» **Written task**
Copy out the listing in full, exactly as written, but not its pictures.

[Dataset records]
## START

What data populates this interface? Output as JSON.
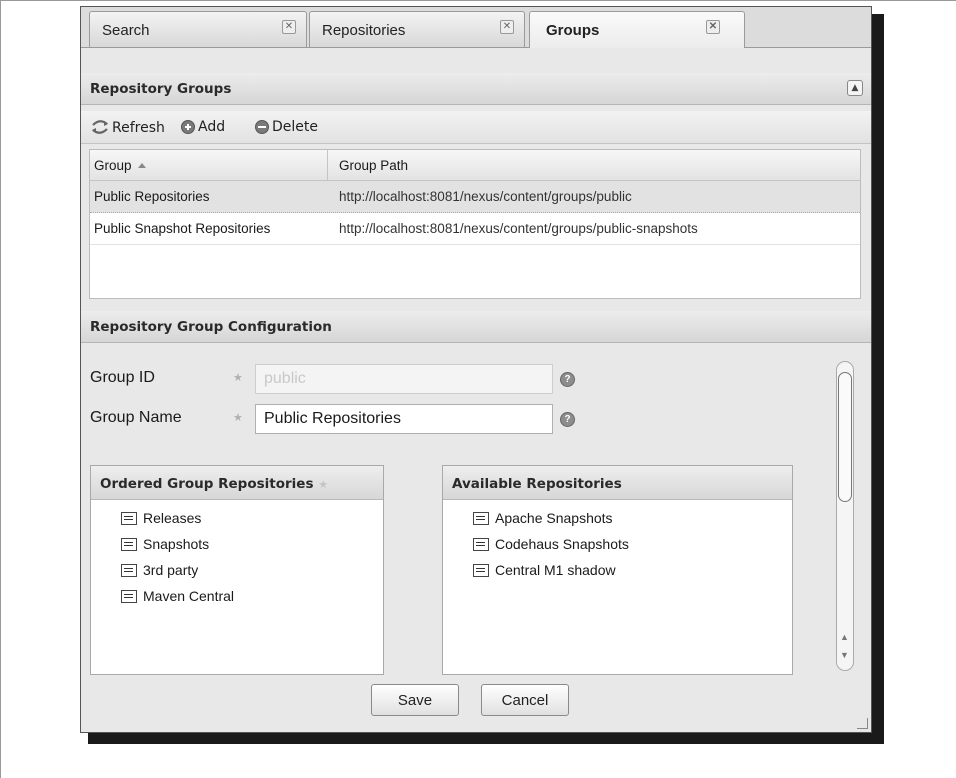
{
  "tabs": [
    {
      "label": "Search",
      "active": false
    },
    {
      "label": "Repositories",
      "active": false
    },
    {
      "label": "Groups",
      "active": true
    }
  ],
  "groups_panel": {
    "title": "Repository Groups",
    "toolbar": {
      "refresh": "Refresh",
      "add": "Add",
      "delete": "Delete"
    },
    "columns": [
      "Group",
      "Group Path"
    ],
    "rows": [
      {
        "group": "Public Repositories",
        "path": "http://localhost:8081/nexus/content/groups/public",
        "selected": true
      },
      {
        "group": "Public Snapshot Repositories",
        "path": "http://localhost:8081/nexus/content/groups/public-snapshots",
        "selected": false
      }
    ]
  },
  "config_panel": {
    "title": "Repository Group Configuration",
    "group_id_label": "Group ID",
    "group_id_value": "public",
    "group_name_label": "Group Name",
    "group_name_value": "Public Repositories",
    "ordered_title": "Ordered Group Repositories",
    "ordered_items": [
      "Releases",
      "Snapshots",
      "3rd party",
      "Maven Central"
    ],
    "available_title": "Available Repositories",
    "available_items": [
      "Apache Snapshots",
      "Codehaus Snapshots",
      "Central M1 shadow"
    ],
    "save_label": "Save",
    "cancel_label": "Cancel"
  }
}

## END

» **Output of the task**
What data populates this interface? Output as JSON.
{
  "tabs": [
    {
      "label": "Search",
      "active": false
    },
    {
      "label": "Repositories",
      "active": false
    },
    {
      "label": "Groups",
      "active": true
    }
  ],
  "groups_panel": {
    "title": "Repository Groups",
    "toolbar": {
      "refresh": "Refresh",
      "add": "Add",
      "delete": "Delete"
    },
    "columns": [
      "Group",
      "Group Path"
    ],
    "rows": [
      {
        "group": "Public Repositories",
        "path": "http://localhost:8081/nexus/content/groups/public",
        "selected": true
      },
      {
        "group": "Public Snapshot Repositories",
        "path": "http://localhost:8081/nexus/content/groups/public-snapshots",
        "selected": false
      }
    ]
  },
  "config_panel": {
    "title": "Repository Group Configuration",
    "group_id_label": "Group ID",
    "group_id_value": "public",
    "group_name_label": "Group Name",
    "group_name_value": "Public Repositories",
    "ordered_title": "Ordered Group Repositories",
    "ordered_items": [
      "Releases",
      "Snapshots",
      "3rd party",
      "Maven Central"
    ],
    "available_title": "Available Repositories",
    "available_items": [
      "Apache Snapshots",
      "Codehaus Snapshots",
      "Central M1 shadow"
    ],
    "save_label": "Save",
    "cancel_label": "Cancel"
  }
}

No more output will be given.